▶ **Recorded data**
** Begin **
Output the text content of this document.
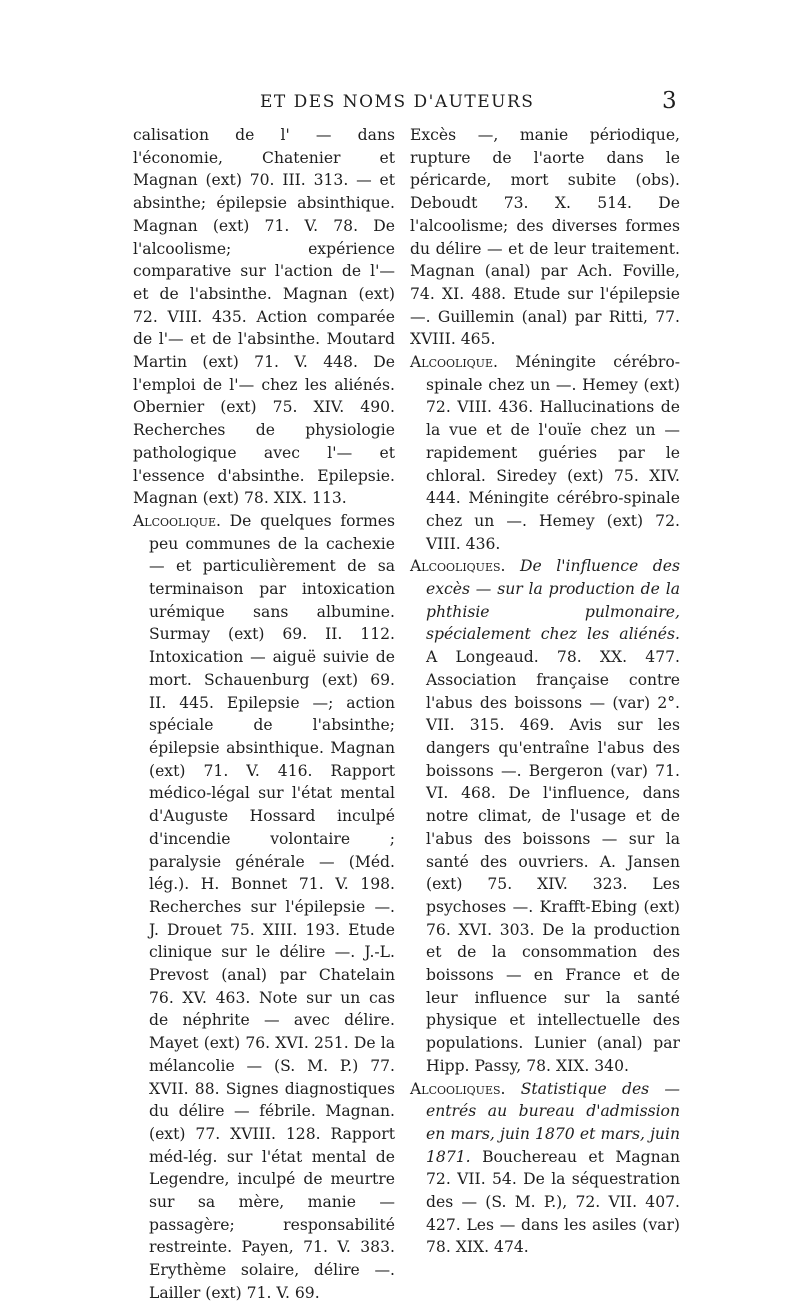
ET DES NOMS D'AUTEURS	3
calisation de l' — dans l'économie, Chatenier et Magnan (ext) 70. III. 313. — et absinthe; épilepsie absinthique. Magnan (ext) 71. V. 78. De l'alcoolisme; expérience comparative sur l'action de l'— et de l'absinthe. Magnan (ext) 72. VIII. 435. Action comparée de l'— et de l'absinthe. Moutard Martin (ext) 71. V. 448. De l'emploi de l'— chez les aliénés. Obernier (ext) 75. XIV. 490. Recherches de physiologie pathologique avec l'— et l'essence d'absinthe. Epilepsie. Magnan (ext) 78. XIX. 113.
Alcoolique. De quelques formes peu communes de la cachexie — et particulièrement de sa terminaison par intoxication urémique sans albumine. Surmay (ext) 69. II. 112. Intoxication — aiguë suivie de mort. Schauenburg (ext) 69. II. 445. Epilepsie —; action spéciale de l'absinthe; épilepsie absinthique. Magnan (ext) 71. V. 416. Rapport médico-légal sur l'état mental d'Auguste Hossard inculpé d'incendie volontaire ; paralysie générale — (Méd. lég.). H. Bonnet 71. V. 198. Recherches sur l'épilepsie —. J. Drouet 75. XIII. 193. Etude clinique sur le délire —. J.-L. Prevost (anal) par Chatelain 76. XV. 463. Note sur un cas de néphrite — avec délire. Mayet (ext) 76. XVI. 251. De la mélancolie — (S. M. P.) 77. XVII. 88. Signes diagnostiques du délire — fébrile. Magnan. (ext) 77. XVIII. 128. Rapport méd-lég. sur l'état mental de Legendre, inculpé de meurtre sur sa mère, manie — passagère; responsabilité restreinte. Payen, 71. V. 383. Erythème solaire, délire —. Lailler (ext) 71. V. 69.
Excès —, manie périodique, rupture de l'aorte dans le péricarde, mort subite (obs). Deboudt 73. X. 514. De l'alcoolisme; des diverses formes du délire — et de leur traitement. Magnan (anal) par Ach. Foville, 74. XI. 488. Etude sur l'épilepsie —. Guillemin (anal) par Ritti, 77. XVIII. 465.
Alcoolique. Méningite cérébro-spinale chez un —. Hemey (ext) 72. VIII. 436. Hallucinations de la vue et de l'ouïe chez un — rapidement guéries par le chloral. Siredey (ext) 75. XIV. 444. Méningite cérébro-spinale chez un —. Hemey (ext) 72. VIII. 436.
Alcooliques. De l'influence des excès — sur la production de la phthisie pulmonaire, spécialement chez les aliénés. A Longeaud. 78. XX. 477. Association française contre l'abus des boissons — (var) 2°. VII. 315. 469. Avis sur les dangers qu'entraîne l'abus des boissons —. Bergeron (var) 71. VI. 468. De l'influence, dans notre climat, de l'usage et de l'abus des boissons — sur la santé des ouvriers. A. Jansen (ext) 75. XIV. 323. Les psychoses —. Krafft-Ebing (ext) 76. XVI. 303. De la production et de la consommation des boissons — en France et de leur influence sur la santé physique et intellectuelle des populations. Lunier (anal) par Hipp. Passy, 78. XIX. 340.
Alcooliques. Statistique des — entrés au bureau d'admission en mars, juin 1870 et mars, juin 1871. Bouchereau et Magnan 72. VII. 54. De la séquestration des — (S. M. P.), 72. VII. 407. 427. Les — dans les asiles (var) 78. XIX. 474.
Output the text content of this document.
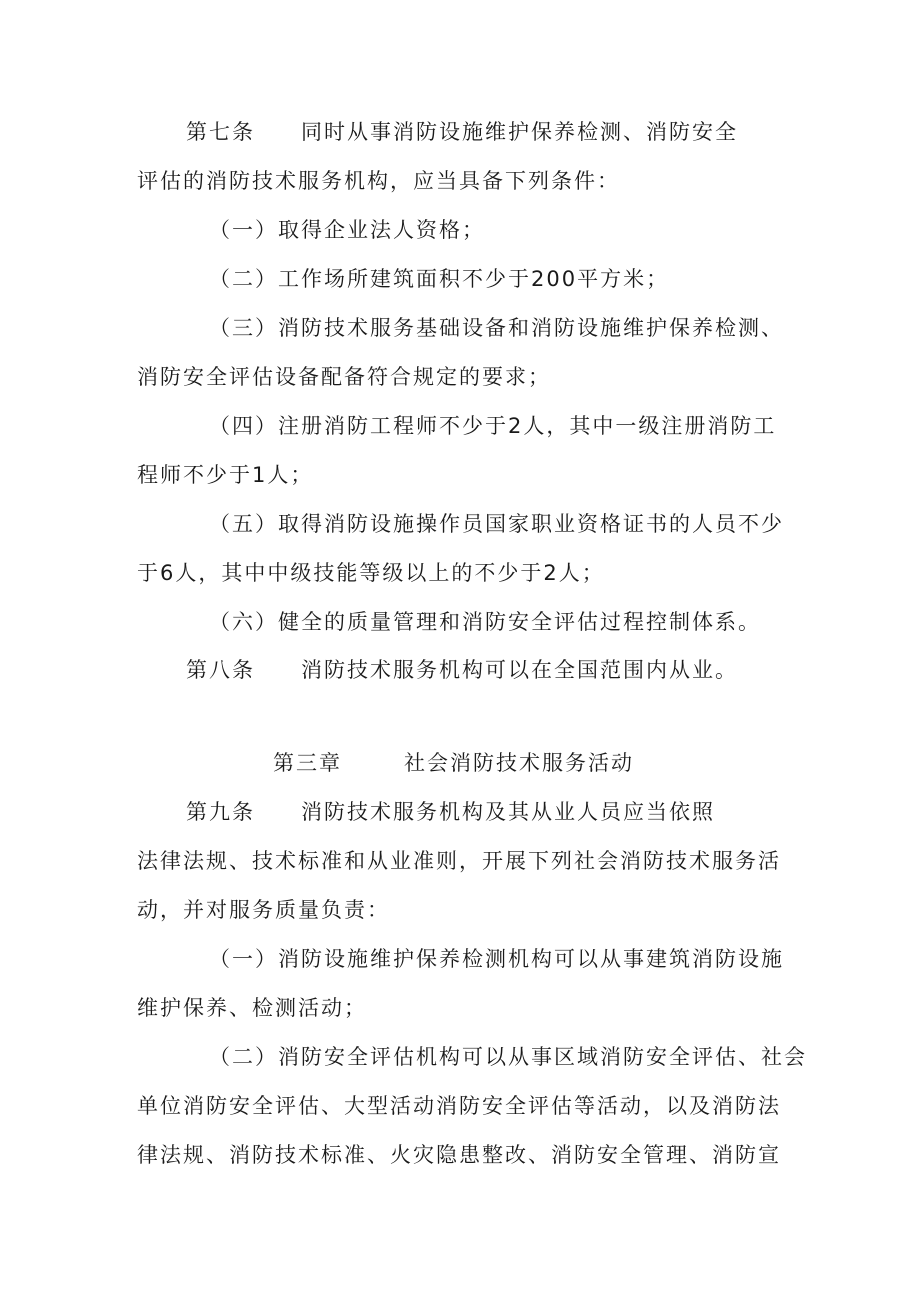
第七条 同时从事消防设施维护保养检测、消防安全
评估的消防技术服务机构，应当具备下列条件：
（一）取得企业法人资格；
（二）工作场所建筑面积不少于200平方米；
（三）消防技术服务基础设备和消防设施维护保养检测、
消防安全评估设备配备符合规定的要求；
（四）注册消防工程师不少于2人，其中一级注册消防工
程师不少于1人；
（五）取得消防设施操作员国家职业资格证书的人员不少
于6人，其中中级技能等级以上的不少于2人；
（六）健全的质量管理和消防安全评估过程控制体系。
第八条 消防技术服务机构可以在全国范围内从业。
第三章	社会消防技术服务活动
第九条 消防技术服务机构及其从业人员应当依照
法律法规、技术标准和从业准则，开展下列社会消防技术服务活
动，并对服务质量负责：
（一）消防设施维护保养检测机构可以从事建筑消防设施
维护保养、检测活动；
（二）消防安全评估机构可以从事区域消防安全评估、社会
单位消防安全评估、大型活动消防安全评估等活动，以及消防法
律法规、消防技术标准、火灾隐患整改、消防安全管理、消防宣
** End **
▶ **WHAT TO PRODUCE**
Gather each line from the entries above that includes the word "Etude".

▶ **ANSWER FOR THIS EXERCISE**
Alcoolique. De quelques formes peu communes de la cachexie — et particulièrement de sa terminaison par intoxication urémique sans albumine. Surmay (ext) 69. II. 112. Intoxication — aiguë suivie de mort. Schauenburg (ext) 69. II. 445. Epilepsie —; action spéciale de l'absinthe; épilepsie absinthique. Magnan (ext) 71. V. 416. Rapport médico-légal sur l'état mental d'Auguste Hossard inculpé d'incendie volontaire ; paralysie générale — (Méd. lég.). H. Bonnet 71. V. 198. Recherches sur l'épilepsie —. J. Drouet 75. XIII. 193. Etude clinique sur le délire —. J.-L. Prevost (anal) par Chatelain 76. XV. 463. Note sur un cas de néphrite — avec délire. Mayet (ext) 76. XVI. 251. De la mélancolie — (S. M. P.) 77. XVII. 88. Signes diagnostiques du délire — fébrile. Magnan. (ext) 77. XVIII. 128. Rapport méd-lég. sur l'état mental de Legendre, inculpé de meurtre sur sa mère, manie — passagère; responsabilité restreinte. Payen, 71. V. 383. Erythème solaire, délire —. Lailler (ext) 71. V. 69.
Excès —, manie périodique, rupture de l'aorte dans le péricarde, mort subite (obs). Deboudt 73. X. 514. De l'alcoolisme; des diverses formes du délire — et de leur traitement. Magnan (anal) par Ach. Foville, 74. XI. 488. Etude sur l'épilepsie —. Guillemin (anal) par Ritti, 77. XVIII. 465.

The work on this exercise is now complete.